-- Start Data for processing --

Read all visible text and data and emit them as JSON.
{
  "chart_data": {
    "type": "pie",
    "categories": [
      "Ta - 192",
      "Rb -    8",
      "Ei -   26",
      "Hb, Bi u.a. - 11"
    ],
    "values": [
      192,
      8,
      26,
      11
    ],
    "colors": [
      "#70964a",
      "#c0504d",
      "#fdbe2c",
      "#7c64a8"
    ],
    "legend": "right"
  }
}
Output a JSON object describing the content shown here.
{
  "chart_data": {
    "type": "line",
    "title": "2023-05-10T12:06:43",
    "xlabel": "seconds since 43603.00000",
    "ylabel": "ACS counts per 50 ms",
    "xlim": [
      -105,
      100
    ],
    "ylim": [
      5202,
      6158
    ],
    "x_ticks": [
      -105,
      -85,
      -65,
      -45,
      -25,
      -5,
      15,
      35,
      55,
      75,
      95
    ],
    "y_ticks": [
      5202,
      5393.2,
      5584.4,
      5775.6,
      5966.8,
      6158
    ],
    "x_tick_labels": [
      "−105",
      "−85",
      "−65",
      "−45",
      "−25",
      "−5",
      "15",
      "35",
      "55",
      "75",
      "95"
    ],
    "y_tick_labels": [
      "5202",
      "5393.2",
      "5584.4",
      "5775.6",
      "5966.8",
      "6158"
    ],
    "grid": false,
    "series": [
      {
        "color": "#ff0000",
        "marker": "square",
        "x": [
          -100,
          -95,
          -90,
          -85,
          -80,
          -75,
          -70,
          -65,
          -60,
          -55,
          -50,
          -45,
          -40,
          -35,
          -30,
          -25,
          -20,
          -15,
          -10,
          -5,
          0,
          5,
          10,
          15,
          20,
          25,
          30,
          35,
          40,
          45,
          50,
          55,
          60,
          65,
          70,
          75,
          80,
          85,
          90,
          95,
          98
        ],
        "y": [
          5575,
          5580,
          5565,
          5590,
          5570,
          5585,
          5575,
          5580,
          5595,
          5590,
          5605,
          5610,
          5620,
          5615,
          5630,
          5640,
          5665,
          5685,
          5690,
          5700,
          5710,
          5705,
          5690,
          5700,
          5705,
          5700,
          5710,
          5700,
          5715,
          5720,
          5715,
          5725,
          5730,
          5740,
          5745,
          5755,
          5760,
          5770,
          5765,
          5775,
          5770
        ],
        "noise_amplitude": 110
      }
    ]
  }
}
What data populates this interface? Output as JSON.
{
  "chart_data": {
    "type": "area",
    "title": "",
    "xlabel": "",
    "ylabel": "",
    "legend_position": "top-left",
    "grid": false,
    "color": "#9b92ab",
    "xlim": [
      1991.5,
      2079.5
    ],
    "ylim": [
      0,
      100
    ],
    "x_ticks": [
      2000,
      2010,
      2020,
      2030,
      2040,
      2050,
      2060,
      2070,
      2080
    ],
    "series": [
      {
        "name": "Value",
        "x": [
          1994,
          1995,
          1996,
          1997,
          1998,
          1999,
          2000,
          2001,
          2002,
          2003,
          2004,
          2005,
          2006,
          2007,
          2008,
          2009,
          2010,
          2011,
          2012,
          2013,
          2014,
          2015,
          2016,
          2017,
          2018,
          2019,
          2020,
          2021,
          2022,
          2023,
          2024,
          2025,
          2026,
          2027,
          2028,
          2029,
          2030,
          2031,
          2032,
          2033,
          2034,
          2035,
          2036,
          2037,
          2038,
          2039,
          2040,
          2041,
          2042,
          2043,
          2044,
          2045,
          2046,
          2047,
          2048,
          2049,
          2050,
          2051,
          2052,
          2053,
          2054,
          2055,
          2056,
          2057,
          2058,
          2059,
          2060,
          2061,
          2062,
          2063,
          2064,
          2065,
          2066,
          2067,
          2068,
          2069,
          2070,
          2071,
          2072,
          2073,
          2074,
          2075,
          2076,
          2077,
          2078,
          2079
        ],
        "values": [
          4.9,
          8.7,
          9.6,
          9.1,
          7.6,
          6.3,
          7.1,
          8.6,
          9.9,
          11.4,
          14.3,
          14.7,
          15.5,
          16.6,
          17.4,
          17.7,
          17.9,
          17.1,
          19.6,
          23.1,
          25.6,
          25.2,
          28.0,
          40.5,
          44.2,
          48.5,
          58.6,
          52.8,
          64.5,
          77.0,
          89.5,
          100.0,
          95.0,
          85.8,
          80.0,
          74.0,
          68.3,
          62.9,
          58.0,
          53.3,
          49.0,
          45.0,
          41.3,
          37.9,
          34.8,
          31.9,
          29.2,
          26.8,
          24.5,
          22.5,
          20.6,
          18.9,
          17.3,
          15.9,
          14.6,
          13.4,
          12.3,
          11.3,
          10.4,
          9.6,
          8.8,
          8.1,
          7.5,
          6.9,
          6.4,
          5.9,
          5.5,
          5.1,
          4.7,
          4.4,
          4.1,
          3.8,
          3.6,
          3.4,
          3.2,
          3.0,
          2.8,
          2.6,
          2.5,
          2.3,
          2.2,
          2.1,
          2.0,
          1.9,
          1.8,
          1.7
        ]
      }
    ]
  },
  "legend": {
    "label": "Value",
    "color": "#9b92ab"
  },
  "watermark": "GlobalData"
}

-- End Data for processing --

● **Problem requirements**
The records above should all be quoted exactly, please.

● **Response to the exercise**
Read all visible text and data and emit them as JSON.
{
  "chart_data": {
    "type": "pie",
    "categories": [
      "Ta - 192",
      "Rb -    8",
      "Ei -   26",
      "Hb, Bi u.a. - 11"
    ],
    "values": [
      192,
      8,
      26,
      11
    ],
    "colors": [
      "#70964a",
      "#c0504d",
      "#fdbe2c",
      "#7c64a8"
    ],
    "legend": "right"
  }
}
Output a JSON object describing the content shown here.
{
  "chart_data": {
    "type": "line",
    "title": "2023-05-10T12:06:43",
    "xlabel": "seconds since 43603.00000",
    "ylabel": "ACS counts per 50 ms",
    "xlim": [
      -105,
      100
    ],
    "ylim": [
      5202,
      6158
    ],
    "x_ticks": [
      -105,
      -85,
      -65,
      -45,
      -25,
      -5,
      15,
      35,
      55,
      75,
      95
    ],
    "y_ticks": [
      5202,
      5393.2,
      5584.4,
      5775.6,
      5966.8,
      6158
    ],
    "x_tick_labels": [
      "−105",
      "−85",
      "−65",
      "−45",
      "−25",
      "−5",
      "15",
      "35",
      "55",
      "75",
      "95"
    ],
    "y_tick_labels": [
      "5202",
      "5393.2",
      "5584.4",
      "5775.6",
      "5966.8",
      "6158"
    ],
    "grid": false,
    "series": [
      {
        "color": "#ff0000",
        "marker": "square",
        "x": [
          -100,
          -95,
          -90,
          -85,
          -80,
          -75,
          -70,
          -65,
          -60,
          -55,
          -50,
          -45,
          -40,
          -35,
          -30,
          -25,
          -20,
          -15,
          -10,
          -5,
          0,
          5,
          10,
          15,
          20,
          25,
          30,
          35,
          40,
          45,
          50,
          55,
          60,
          65,
          70,
          75,
          80,
          85,
          90,
          95,
          98
        ],
        "y": [
          5575,
          5580,
          5565,
          5590,
          5570,
          5585,
          5575,
          5580,
          5595,
          5590,
          5605,
          5610,
          5620,
          5615,
          5630,
          5640,
          5665,
          5685,
          5690,
          5700,
          5710,
          5705,
          5690,
          5700,
          5705,
          5700,
          5710,
          5700,
          5715,
          5720,
          5715,
          5725,
          5730,
          5740,
          5745,
          5755,
          5760,
          5770,
          5765,
          5775,
          5770
        ],
        "noise_amplitude": 110
      }
    ]
  }
}
What data populates this interface? Output as JSON.
{
  "chart_data": {
    "type": "area",
    "title": "",
    "xlabel": "",
    "ylabel": "",
    "legend_position": "top-left",
    "grid": false,
    "color": "#9b92ab",
    "xlim": [
      1991.5,
      2079.5
    ],
    "ylim": [
      0,
      100
    ],
    "x_ticks": [
      2000,
      2010,
      2020,
      2030,
      2040,
      2050,
      2060,
      2070,
      2080
    ],
    "series": [
      {
        "name": "Value",
        "x": [
          1994,
          1995,
          1996,
          1997,
          1998,
          1999,
          2000,
          2001,
          2002,
          2003,
          2004,
          2005,
          2006,
          2007,
          2008,
          2009,
          2010,
          2011,
          2012,
          2013,
          2014,
          2015,
          2016,
          2017,
          2018,
          2019,
          2020,
          2021,
          2022,
          2023,
          2024,
          2025,
          2026,
          2027,
          2028,
          2029,
          2030,
          2031,
          2032,
          2033,
          2034,
          2035,
          2036,
          2037,
          2038,
          2039,
          2040,
          2041,
          2042,
          2043,
          2044,
          2045,
          2046,
          2047,
          2048,
          2049,
          2050,
          2051,
          2052,
          2053,
          2054,
          2055,
          2056,
          2057,
          2058,
          2059,
          2060,
          2061,
          2062,
          2063,
          2064,
          2065,
          2066,
          2067,
          2068,
          2069,
          2070,
          2071,
          2072,
          2073,
          2074,
          2075,
          2076,
          2077,
          2078,
          2079
        ],
        "values": [
          4.9,
          8.7,
          9.6,
          9.1,
          7.6,
          6.3,
          7.1,
          8.6,
          9.9,
          11.4,
          14.3,
          14.7,
          15.5,
          16.6,
          17.4,
          17.7,
          17.9,
          17.1,
          19.6,
          23.1,
          25.6,
          25.2,
          28.0,
          40.5,
          44.2,
          48.5,
          58.6,
          52.8,
          64.5,
          77.0,
          89.5,
          100.0,
          95.0,
          85.8,
          80.0,
          74.0,
          68.3,
          62.9,
          58.0,
          53.3,
          49.0,
          45.0,
          41.3,
          37.9,
          34.8,
          31.9,
          29.2,
          26.8,
          24.5,
          22.5,
          20.6,
          18.9,
          17.3,
          15.9,
          14.6,
          13.4,
          12.3,
          11.3,
          10.4,
          9.6,
          8.8,
          8.1,
          7.5,
          6.9,
          6.4,
          5.9,
          5.5,
          5.1,
          4.7,
          4.4,
          4.1,
          3.8,
          3.6,
          3.4,
          3.2,
          3.0,
          2.8,
          2.6,
          2.5,
          2.3,
          2.2,
          2.1,
          2.0,
          1.9,
          1.8,
          1.7
        ]
      }
    ]
  },
  "legend": {
    "label": "Value",
    "color": "#9b92ab"
  },
  "watermark": "GlobalData"
}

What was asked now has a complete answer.